Work to do:
Copy out every line in the entries below that includes "World".
___ Exercise input ___
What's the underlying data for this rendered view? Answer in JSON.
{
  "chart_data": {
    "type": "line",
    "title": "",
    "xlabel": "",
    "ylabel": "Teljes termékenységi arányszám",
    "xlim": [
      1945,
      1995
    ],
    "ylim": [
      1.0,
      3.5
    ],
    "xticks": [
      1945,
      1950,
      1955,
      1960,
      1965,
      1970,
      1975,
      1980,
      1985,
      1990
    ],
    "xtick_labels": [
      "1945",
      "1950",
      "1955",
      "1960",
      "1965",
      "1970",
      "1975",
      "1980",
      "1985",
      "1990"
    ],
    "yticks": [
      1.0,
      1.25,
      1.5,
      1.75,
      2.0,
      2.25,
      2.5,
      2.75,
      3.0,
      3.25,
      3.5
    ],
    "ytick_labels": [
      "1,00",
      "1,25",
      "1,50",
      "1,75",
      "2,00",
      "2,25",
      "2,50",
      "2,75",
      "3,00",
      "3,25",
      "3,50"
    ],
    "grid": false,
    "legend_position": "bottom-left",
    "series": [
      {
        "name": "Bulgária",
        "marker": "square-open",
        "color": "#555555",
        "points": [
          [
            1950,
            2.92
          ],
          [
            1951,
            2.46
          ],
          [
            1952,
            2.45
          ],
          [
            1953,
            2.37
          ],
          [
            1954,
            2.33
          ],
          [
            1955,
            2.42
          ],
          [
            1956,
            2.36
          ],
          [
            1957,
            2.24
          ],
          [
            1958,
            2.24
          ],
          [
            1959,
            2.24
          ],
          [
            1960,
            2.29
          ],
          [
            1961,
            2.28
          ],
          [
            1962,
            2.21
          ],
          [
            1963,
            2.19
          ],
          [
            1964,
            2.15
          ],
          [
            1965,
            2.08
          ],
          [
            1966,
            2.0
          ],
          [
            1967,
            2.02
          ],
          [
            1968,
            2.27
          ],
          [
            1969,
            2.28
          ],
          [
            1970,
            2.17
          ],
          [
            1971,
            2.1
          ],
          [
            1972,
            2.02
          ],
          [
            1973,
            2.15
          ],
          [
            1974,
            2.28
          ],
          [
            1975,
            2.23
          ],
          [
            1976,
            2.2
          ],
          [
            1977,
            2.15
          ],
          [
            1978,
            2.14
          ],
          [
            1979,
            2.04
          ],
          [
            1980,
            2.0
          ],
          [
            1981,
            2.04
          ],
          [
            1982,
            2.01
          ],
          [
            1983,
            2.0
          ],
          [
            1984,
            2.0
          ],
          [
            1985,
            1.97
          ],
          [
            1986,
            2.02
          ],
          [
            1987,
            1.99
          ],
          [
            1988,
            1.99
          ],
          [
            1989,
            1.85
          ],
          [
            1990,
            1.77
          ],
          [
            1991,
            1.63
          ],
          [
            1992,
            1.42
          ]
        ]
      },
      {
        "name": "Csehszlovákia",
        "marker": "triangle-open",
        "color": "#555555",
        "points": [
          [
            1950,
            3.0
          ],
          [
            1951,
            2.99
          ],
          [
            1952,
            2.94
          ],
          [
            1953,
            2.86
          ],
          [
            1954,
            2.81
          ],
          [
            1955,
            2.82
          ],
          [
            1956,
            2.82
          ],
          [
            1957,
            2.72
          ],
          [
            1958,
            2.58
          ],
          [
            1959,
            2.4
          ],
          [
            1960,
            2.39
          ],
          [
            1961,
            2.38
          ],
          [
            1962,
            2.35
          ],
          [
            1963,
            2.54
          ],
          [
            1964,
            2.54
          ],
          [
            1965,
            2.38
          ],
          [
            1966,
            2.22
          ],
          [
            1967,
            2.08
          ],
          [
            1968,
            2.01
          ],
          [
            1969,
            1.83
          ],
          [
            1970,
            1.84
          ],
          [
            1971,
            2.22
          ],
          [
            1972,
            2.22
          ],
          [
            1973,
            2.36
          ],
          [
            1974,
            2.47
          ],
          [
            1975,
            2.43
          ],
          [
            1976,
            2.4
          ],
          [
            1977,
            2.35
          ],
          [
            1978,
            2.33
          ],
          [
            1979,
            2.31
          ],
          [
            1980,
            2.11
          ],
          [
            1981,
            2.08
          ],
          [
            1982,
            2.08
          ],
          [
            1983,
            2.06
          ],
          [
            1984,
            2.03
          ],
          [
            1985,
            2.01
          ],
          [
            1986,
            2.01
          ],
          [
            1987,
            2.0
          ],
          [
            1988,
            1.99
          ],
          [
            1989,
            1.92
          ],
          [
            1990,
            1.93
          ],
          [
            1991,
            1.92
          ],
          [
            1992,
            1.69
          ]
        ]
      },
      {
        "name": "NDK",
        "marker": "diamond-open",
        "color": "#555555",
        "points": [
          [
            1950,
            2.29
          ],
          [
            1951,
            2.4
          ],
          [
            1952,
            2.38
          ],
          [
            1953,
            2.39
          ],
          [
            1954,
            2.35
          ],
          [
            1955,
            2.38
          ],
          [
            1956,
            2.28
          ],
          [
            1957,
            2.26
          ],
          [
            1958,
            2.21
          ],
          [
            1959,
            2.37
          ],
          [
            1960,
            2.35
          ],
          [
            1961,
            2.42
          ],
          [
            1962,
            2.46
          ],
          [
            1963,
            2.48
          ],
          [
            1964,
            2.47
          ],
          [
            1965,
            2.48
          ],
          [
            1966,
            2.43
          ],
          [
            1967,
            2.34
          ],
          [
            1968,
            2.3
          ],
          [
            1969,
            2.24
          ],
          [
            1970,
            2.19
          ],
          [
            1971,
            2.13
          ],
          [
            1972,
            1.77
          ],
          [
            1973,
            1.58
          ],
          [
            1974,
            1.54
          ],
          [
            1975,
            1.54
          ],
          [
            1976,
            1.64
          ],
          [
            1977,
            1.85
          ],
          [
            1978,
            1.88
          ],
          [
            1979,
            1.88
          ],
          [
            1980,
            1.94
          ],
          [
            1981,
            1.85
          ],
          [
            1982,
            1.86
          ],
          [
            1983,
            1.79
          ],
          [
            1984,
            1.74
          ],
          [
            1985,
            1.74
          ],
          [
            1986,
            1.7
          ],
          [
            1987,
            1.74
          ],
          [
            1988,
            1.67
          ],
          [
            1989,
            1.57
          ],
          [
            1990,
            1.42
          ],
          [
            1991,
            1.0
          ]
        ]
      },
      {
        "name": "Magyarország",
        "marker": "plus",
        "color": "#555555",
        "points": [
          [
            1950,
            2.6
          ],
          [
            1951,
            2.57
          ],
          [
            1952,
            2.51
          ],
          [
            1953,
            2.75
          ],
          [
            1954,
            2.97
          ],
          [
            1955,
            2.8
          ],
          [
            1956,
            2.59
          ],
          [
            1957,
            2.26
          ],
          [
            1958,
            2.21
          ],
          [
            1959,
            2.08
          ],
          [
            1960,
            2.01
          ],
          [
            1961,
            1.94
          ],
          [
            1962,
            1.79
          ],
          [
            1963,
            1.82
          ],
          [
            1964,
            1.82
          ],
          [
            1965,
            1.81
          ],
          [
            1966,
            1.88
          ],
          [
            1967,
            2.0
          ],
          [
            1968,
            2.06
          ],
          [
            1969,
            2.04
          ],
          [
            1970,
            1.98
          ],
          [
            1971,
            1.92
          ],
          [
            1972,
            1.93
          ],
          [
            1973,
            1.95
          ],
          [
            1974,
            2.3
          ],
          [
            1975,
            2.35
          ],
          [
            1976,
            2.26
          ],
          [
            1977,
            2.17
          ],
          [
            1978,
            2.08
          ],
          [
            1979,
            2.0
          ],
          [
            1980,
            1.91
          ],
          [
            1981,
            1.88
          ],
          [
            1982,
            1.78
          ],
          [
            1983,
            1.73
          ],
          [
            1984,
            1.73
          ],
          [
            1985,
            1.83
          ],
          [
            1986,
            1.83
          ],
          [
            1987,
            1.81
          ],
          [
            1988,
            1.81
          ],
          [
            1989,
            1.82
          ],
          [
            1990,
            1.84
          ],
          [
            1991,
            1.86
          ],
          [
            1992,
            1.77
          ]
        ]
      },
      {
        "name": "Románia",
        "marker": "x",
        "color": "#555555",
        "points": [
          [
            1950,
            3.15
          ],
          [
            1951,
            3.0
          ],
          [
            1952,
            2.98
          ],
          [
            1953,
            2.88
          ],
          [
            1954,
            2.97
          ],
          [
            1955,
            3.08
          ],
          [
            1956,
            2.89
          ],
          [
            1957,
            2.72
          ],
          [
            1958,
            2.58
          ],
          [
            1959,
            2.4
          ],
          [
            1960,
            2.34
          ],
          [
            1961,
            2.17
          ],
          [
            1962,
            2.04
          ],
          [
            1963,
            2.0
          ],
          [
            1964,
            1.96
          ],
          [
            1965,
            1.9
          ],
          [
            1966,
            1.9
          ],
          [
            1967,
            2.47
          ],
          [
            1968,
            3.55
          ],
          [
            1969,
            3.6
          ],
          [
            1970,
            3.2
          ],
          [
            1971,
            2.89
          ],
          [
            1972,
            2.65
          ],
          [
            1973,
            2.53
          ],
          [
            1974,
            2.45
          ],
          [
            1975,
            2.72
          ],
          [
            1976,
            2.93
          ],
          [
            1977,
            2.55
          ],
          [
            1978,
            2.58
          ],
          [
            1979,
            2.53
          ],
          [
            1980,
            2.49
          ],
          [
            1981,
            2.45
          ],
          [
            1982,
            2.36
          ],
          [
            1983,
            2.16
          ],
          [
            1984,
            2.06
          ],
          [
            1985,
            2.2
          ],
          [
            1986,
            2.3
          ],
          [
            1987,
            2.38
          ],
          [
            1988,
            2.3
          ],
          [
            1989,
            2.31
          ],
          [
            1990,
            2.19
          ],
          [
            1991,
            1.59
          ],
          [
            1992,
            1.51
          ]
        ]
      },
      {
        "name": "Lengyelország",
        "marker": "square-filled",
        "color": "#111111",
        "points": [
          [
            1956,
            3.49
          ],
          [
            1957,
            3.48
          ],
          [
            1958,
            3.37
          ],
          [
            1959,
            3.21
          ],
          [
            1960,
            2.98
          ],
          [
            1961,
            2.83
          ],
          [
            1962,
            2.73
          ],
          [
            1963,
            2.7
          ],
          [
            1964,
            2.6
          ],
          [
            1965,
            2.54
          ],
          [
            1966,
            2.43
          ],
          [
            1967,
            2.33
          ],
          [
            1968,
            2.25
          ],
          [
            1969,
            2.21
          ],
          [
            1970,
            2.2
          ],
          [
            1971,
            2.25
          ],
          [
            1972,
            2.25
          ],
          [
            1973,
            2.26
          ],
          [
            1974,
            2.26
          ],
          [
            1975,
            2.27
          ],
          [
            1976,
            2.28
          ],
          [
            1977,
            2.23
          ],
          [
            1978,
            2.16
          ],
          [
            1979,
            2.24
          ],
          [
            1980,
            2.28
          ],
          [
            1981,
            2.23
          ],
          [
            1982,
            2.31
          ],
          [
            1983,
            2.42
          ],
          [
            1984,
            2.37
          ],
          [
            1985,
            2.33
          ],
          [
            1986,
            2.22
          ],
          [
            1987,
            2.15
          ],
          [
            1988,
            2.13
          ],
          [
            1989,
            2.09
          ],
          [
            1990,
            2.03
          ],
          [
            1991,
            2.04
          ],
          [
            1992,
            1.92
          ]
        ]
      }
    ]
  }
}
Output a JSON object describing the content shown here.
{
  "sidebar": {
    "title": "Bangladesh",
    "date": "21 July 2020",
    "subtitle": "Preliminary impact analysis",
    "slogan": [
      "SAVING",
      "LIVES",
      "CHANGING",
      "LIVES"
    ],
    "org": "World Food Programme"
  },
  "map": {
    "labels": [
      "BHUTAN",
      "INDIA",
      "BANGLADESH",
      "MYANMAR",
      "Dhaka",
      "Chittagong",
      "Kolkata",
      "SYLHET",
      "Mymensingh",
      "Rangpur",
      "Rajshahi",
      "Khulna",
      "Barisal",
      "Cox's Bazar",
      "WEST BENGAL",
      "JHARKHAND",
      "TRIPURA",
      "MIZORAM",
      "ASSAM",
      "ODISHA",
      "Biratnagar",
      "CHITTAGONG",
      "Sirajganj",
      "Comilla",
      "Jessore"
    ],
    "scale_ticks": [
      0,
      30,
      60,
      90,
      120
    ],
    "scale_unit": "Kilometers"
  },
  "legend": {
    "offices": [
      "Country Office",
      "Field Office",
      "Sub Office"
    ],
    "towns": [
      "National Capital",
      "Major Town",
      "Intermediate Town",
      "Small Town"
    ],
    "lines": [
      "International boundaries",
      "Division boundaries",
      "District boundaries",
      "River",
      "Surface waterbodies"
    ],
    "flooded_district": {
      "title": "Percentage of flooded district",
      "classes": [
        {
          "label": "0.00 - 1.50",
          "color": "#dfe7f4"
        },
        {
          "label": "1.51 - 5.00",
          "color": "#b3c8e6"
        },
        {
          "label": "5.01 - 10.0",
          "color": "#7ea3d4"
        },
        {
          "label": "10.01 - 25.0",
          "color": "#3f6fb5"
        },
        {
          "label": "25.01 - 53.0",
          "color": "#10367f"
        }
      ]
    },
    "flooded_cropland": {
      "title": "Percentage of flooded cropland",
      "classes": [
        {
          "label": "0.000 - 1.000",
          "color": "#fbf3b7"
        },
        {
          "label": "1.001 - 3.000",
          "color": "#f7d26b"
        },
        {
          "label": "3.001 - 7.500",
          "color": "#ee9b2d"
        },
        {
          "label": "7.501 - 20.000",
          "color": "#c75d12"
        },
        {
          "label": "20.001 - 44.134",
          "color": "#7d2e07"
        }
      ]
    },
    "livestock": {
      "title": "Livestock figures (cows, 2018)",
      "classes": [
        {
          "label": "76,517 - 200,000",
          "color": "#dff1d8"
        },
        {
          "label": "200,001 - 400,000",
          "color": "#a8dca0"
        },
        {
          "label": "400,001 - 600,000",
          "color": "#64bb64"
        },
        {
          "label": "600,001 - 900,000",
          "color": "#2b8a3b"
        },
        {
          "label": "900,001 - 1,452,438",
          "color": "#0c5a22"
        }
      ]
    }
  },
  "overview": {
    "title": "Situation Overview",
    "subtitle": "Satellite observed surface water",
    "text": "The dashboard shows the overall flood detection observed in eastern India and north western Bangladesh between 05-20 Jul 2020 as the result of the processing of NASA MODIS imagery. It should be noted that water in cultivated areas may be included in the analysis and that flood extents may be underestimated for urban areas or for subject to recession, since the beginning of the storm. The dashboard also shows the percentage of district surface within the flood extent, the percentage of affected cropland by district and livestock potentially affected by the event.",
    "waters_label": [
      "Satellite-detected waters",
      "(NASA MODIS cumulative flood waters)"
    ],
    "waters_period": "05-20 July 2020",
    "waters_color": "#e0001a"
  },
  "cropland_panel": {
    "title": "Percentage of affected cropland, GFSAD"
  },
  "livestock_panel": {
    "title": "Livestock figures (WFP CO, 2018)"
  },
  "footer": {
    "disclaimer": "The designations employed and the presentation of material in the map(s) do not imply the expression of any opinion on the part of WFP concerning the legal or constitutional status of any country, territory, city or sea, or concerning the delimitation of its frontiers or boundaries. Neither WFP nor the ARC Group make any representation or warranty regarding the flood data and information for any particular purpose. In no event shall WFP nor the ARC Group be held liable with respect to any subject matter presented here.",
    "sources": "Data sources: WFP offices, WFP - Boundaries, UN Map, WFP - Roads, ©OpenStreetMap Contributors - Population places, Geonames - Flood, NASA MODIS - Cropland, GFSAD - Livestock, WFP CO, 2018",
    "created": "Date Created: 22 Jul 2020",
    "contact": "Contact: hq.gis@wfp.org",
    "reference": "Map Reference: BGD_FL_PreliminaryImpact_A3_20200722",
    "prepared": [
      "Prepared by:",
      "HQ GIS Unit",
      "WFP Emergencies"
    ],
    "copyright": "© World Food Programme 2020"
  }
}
___
Result of this exercise:
    "org": "World Food Programme"
    "copyright": "© World Food Programme 2020"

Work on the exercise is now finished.